- [Exercise directions]: List every line in this data where the string "фонтанного" occurs.

- [Data in this exercise]:
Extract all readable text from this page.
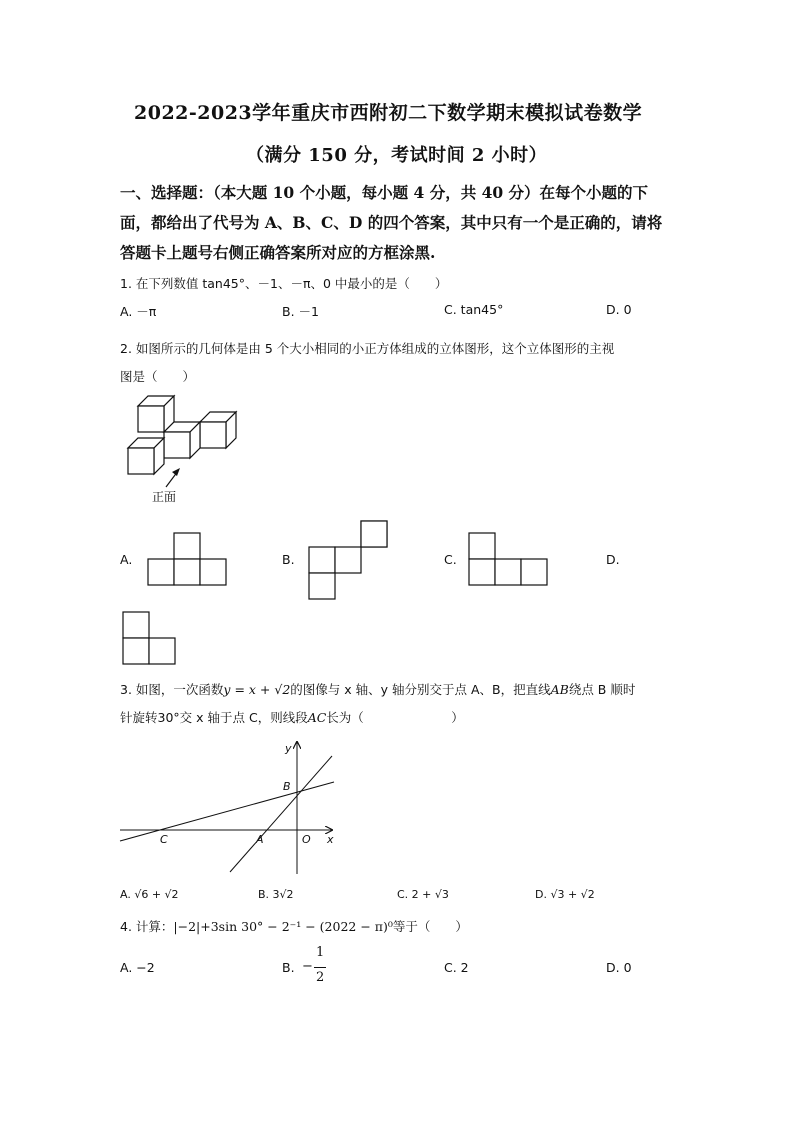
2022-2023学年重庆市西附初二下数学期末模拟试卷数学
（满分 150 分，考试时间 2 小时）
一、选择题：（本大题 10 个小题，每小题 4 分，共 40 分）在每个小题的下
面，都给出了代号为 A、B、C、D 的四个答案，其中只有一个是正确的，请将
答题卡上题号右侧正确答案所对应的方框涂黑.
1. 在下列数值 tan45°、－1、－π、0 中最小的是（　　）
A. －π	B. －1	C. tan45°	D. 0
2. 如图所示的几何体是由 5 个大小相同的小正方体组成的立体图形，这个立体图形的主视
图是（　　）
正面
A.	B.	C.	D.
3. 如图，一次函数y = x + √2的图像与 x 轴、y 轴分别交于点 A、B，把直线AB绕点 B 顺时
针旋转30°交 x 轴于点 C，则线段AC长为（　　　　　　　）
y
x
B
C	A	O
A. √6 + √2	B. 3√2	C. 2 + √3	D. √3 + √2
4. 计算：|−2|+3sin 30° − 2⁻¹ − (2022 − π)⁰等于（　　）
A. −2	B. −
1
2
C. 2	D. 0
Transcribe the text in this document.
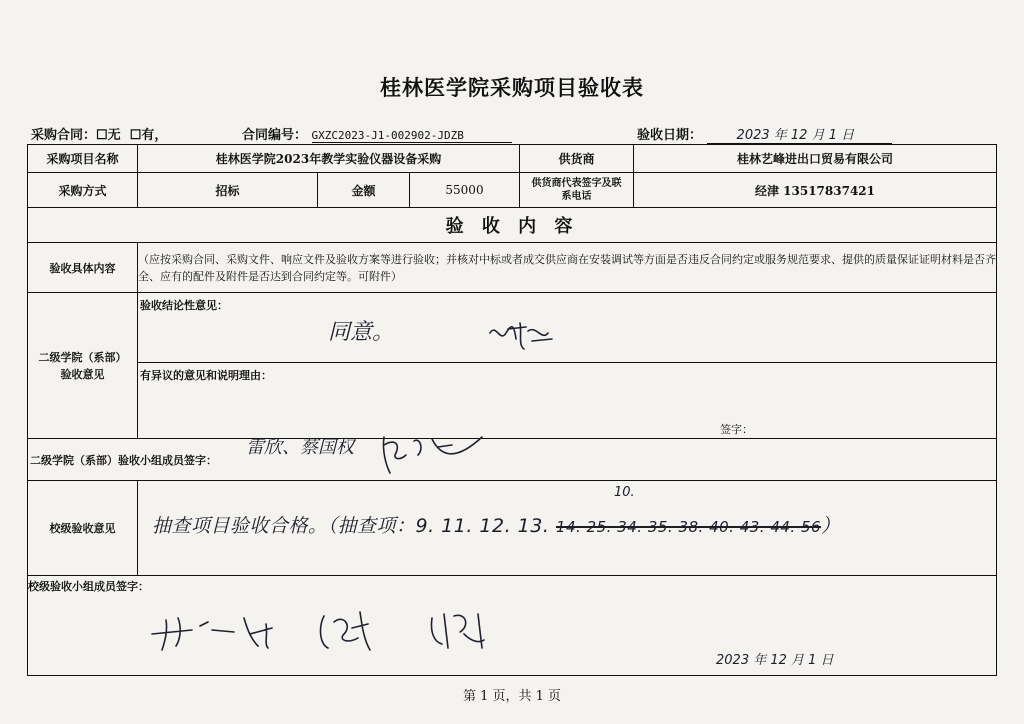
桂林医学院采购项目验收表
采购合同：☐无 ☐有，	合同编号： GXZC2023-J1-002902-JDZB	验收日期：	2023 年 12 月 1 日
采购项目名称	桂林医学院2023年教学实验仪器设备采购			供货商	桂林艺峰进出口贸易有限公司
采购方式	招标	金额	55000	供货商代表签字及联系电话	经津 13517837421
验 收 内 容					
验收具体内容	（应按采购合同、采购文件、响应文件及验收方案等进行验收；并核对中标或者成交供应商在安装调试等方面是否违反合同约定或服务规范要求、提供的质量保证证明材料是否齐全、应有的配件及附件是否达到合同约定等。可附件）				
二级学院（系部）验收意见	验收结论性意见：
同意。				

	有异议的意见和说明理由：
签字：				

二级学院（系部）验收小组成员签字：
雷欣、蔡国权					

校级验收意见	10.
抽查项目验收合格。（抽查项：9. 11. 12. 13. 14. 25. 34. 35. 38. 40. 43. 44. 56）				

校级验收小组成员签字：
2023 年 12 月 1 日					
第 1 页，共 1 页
...
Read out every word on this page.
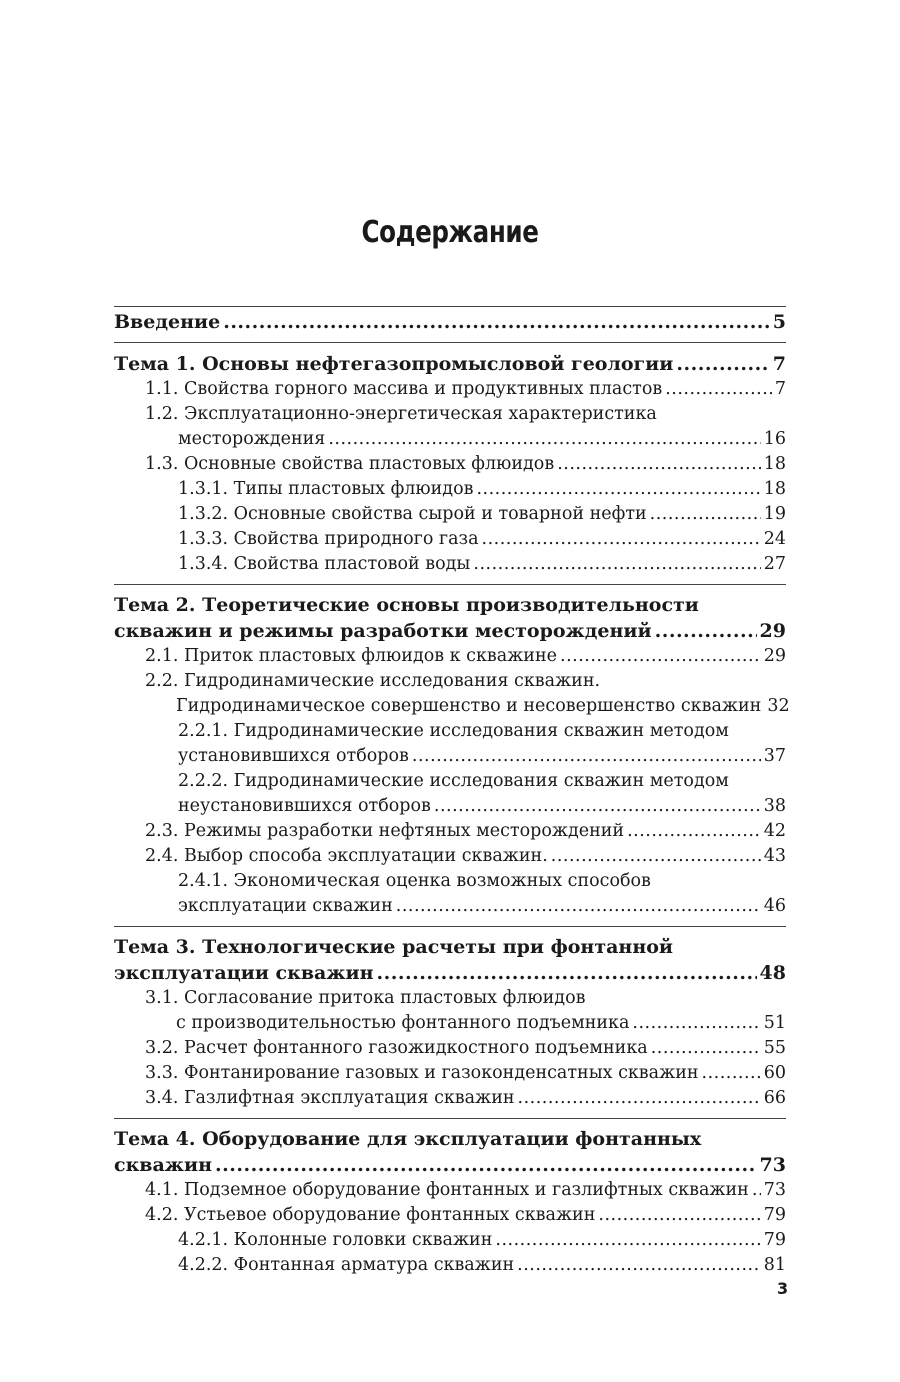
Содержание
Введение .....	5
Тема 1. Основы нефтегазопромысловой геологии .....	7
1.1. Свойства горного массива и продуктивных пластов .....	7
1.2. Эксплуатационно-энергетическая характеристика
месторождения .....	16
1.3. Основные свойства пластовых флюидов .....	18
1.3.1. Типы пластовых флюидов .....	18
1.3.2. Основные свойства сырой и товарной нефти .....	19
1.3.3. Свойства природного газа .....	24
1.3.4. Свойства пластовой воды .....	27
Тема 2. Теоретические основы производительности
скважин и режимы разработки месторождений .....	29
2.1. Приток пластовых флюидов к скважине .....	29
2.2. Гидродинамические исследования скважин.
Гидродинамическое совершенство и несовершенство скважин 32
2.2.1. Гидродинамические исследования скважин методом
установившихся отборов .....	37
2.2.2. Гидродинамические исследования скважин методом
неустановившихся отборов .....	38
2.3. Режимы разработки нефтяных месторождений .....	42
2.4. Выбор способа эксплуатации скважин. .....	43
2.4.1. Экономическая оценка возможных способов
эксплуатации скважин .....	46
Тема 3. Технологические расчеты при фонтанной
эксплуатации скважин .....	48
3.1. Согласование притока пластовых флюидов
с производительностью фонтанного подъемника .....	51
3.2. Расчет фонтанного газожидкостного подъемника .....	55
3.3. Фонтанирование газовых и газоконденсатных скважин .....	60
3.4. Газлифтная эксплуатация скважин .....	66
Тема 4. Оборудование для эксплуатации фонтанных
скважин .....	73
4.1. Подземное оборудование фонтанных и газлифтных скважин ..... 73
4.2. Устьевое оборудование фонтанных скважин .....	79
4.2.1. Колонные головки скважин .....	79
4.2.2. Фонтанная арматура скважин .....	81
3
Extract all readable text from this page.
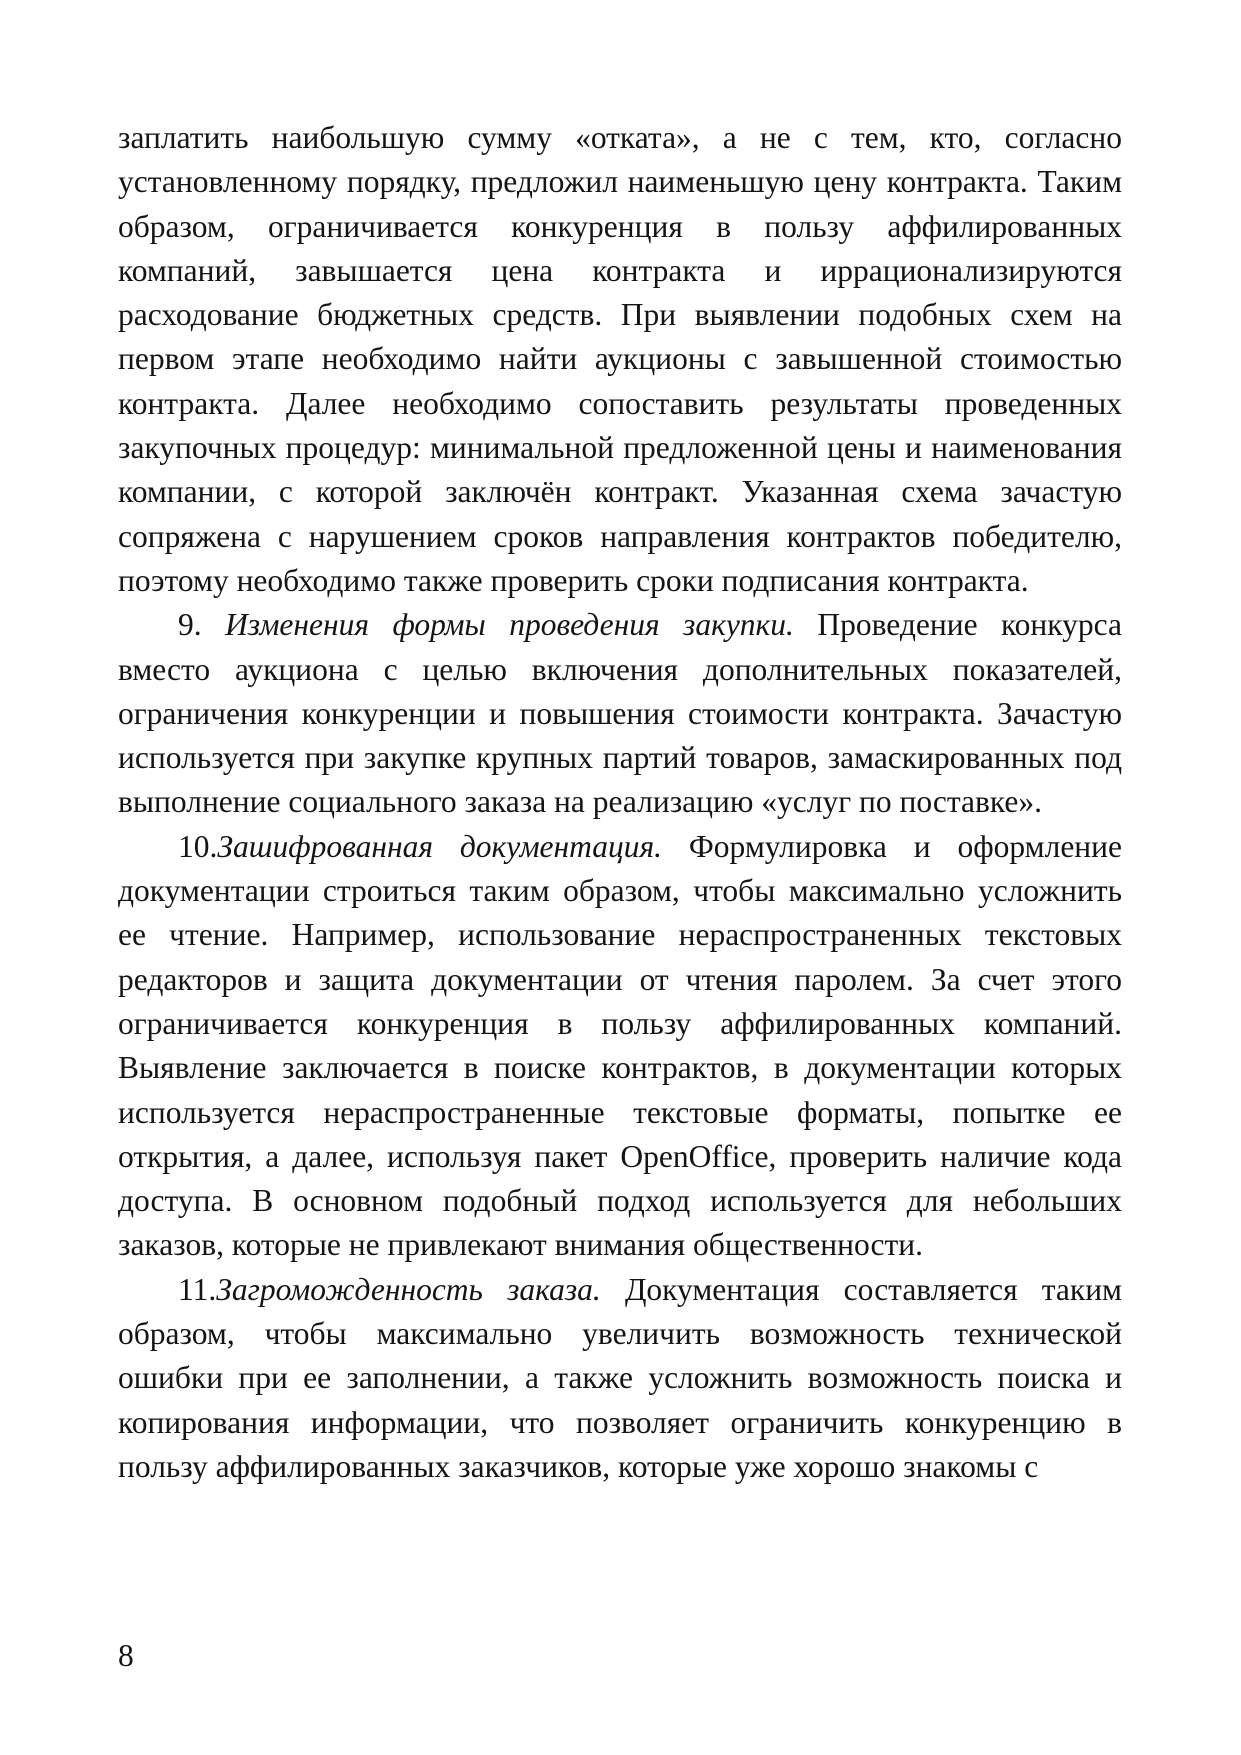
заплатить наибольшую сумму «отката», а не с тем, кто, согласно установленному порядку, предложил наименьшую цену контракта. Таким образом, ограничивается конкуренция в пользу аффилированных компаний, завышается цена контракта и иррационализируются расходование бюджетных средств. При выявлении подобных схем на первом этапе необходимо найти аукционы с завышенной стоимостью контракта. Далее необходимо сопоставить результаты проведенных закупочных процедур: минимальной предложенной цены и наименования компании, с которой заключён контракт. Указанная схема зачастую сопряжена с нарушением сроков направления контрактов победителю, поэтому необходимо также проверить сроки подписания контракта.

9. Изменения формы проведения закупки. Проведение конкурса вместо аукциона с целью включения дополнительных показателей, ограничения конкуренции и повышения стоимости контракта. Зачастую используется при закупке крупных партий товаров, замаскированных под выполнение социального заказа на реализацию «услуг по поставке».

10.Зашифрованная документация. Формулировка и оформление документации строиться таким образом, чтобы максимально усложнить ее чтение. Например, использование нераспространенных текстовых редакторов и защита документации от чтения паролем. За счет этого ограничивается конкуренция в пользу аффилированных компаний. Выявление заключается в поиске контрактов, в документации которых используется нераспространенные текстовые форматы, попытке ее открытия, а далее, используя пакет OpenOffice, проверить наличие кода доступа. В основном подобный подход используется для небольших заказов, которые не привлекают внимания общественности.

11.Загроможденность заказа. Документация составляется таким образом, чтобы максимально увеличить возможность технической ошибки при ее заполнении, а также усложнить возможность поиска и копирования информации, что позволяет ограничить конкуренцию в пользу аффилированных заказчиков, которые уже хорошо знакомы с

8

- [Correct output]:
с производительностью фонтанного подъемника .....	51
3.2. Расчет фонтанного газожидкостного подъемника .....	55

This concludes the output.